WRITTEN PROBLEM – Using the data below, copy every line that contains the word "JSON".

Figure dataset records –

# # #

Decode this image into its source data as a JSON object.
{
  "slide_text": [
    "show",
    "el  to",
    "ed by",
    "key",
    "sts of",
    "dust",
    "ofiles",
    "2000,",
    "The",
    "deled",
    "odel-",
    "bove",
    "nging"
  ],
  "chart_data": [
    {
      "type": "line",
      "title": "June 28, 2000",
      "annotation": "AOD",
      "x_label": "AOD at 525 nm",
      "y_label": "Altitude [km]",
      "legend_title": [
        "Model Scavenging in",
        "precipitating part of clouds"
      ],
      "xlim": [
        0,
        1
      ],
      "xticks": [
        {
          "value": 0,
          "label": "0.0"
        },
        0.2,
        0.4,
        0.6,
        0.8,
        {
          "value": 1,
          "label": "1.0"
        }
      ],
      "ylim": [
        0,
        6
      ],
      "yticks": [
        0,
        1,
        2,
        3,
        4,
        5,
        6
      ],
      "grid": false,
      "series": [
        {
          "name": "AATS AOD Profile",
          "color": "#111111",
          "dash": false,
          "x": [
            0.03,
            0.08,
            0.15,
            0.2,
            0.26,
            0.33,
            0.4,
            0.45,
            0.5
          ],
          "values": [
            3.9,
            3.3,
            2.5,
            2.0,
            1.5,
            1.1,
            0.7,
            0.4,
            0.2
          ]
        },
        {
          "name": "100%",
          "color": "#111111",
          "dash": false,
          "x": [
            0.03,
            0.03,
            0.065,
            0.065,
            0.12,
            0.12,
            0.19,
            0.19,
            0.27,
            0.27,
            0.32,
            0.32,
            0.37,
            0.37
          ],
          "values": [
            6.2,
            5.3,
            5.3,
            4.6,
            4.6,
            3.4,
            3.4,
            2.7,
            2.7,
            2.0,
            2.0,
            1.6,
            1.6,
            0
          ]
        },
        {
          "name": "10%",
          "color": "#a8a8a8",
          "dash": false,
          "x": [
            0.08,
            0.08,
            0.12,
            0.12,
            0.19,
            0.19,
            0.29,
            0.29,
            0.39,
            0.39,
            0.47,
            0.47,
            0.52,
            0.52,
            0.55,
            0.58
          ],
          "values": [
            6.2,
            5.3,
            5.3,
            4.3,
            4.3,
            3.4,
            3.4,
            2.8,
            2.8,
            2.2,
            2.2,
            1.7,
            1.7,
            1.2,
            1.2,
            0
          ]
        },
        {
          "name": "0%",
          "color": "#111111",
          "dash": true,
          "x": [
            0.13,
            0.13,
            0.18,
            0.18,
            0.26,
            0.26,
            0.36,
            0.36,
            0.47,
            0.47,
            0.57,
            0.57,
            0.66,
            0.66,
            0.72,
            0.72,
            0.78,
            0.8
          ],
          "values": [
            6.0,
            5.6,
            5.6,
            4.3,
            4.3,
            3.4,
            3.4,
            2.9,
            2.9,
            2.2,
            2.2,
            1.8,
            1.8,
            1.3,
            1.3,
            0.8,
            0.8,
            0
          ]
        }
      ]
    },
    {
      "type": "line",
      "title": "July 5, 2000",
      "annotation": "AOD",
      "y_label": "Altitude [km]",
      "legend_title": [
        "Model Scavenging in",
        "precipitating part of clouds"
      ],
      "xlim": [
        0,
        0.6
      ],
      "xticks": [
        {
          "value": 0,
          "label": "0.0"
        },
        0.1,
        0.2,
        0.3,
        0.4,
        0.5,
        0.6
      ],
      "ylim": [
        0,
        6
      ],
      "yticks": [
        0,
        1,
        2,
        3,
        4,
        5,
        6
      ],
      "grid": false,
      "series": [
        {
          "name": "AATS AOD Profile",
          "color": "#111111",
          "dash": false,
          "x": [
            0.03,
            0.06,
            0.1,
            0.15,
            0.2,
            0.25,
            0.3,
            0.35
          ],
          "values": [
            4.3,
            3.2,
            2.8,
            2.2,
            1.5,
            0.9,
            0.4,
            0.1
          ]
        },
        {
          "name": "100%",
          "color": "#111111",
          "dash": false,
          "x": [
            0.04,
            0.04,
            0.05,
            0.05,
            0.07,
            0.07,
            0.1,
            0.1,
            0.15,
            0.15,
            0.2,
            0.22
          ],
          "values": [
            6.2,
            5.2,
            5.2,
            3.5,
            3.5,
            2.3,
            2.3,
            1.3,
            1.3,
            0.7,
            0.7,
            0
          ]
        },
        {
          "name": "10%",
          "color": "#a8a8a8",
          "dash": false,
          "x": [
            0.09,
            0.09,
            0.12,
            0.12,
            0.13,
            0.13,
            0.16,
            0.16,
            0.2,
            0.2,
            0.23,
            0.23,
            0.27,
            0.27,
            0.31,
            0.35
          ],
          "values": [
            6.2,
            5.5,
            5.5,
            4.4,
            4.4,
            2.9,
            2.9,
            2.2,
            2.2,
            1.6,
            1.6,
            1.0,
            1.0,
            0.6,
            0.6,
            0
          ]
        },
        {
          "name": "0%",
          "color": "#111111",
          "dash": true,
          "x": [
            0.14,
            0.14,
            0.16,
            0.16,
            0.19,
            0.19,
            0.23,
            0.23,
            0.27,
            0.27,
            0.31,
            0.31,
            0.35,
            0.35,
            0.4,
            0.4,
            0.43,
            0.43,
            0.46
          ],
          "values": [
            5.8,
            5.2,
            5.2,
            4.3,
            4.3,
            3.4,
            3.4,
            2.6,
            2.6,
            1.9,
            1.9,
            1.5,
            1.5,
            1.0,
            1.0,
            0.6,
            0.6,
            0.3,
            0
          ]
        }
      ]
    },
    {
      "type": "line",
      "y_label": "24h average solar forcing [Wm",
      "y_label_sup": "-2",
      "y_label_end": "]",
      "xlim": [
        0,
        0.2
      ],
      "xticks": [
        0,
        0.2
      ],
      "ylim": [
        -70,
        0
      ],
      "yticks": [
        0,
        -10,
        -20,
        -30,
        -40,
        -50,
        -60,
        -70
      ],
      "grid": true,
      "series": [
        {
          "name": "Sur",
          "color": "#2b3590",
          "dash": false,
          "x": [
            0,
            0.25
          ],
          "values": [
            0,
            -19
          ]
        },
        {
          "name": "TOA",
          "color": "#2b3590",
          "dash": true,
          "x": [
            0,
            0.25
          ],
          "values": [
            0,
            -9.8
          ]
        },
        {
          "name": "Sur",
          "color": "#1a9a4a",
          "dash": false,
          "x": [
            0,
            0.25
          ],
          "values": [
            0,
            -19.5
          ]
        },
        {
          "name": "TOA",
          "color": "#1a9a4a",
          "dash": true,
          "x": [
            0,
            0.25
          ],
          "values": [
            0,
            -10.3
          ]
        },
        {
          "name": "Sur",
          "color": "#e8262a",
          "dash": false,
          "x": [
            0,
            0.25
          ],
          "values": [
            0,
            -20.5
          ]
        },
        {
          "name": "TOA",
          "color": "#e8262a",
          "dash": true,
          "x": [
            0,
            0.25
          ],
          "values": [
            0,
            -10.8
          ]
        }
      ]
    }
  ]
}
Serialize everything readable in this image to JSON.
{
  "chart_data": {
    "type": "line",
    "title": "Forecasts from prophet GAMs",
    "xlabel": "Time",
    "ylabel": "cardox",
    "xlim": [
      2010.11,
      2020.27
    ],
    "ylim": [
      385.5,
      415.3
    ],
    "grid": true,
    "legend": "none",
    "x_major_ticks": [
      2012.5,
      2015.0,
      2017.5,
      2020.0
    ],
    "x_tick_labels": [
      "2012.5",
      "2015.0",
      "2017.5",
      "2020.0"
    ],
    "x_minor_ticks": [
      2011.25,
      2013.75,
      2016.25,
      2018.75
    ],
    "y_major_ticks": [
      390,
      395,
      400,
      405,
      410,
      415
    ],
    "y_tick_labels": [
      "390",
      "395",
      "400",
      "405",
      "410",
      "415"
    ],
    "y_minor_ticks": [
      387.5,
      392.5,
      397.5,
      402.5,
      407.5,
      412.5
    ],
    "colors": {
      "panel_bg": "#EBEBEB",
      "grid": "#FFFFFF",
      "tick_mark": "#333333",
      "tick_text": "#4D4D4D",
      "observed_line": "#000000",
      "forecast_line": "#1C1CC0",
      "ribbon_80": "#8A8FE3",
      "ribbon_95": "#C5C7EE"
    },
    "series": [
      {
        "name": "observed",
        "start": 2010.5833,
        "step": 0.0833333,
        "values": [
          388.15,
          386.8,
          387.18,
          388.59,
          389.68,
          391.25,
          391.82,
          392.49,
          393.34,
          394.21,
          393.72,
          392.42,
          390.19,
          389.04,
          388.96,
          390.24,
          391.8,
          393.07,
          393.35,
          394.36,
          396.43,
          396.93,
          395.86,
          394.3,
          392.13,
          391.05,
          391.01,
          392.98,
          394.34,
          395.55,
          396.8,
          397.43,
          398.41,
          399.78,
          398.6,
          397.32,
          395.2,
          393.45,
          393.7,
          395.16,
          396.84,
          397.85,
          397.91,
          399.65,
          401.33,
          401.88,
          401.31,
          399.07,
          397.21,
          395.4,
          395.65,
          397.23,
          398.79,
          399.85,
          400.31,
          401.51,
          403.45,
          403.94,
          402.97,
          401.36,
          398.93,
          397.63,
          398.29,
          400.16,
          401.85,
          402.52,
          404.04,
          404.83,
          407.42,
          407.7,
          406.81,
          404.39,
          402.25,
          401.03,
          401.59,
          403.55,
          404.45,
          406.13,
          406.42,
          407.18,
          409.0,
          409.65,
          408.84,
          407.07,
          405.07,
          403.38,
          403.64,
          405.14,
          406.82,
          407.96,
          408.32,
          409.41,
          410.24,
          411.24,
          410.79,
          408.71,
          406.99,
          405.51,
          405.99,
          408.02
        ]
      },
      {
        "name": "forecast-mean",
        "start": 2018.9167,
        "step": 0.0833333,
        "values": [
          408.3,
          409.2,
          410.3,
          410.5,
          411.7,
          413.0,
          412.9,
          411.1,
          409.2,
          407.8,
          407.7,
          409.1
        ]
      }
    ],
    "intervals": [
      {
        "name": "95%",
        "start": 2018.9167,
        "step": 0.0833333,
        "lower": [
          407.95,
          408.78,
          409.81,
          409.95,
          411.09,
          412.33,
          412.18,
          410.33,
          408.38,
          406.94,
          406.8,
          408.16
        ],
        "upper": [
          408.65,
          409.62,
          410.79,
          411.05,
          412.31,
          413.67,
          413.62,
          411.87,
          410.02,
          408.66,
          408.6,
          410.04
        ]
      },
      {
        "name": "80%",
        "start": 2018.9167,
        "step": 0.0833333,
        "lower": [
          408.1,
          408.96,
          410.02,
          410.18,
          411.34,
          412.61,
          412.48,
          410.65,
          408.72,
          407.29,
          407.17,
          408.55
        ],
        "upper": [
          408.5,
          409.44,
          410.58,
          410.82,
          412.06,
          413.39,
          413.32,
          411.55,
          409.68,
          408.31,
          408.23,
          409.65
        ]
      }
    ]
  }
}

# # #

OUTPUT OF THE EXERCISE –
Decode this image into its source data as a JSON object.
Serialize everything readable in this image to JSON.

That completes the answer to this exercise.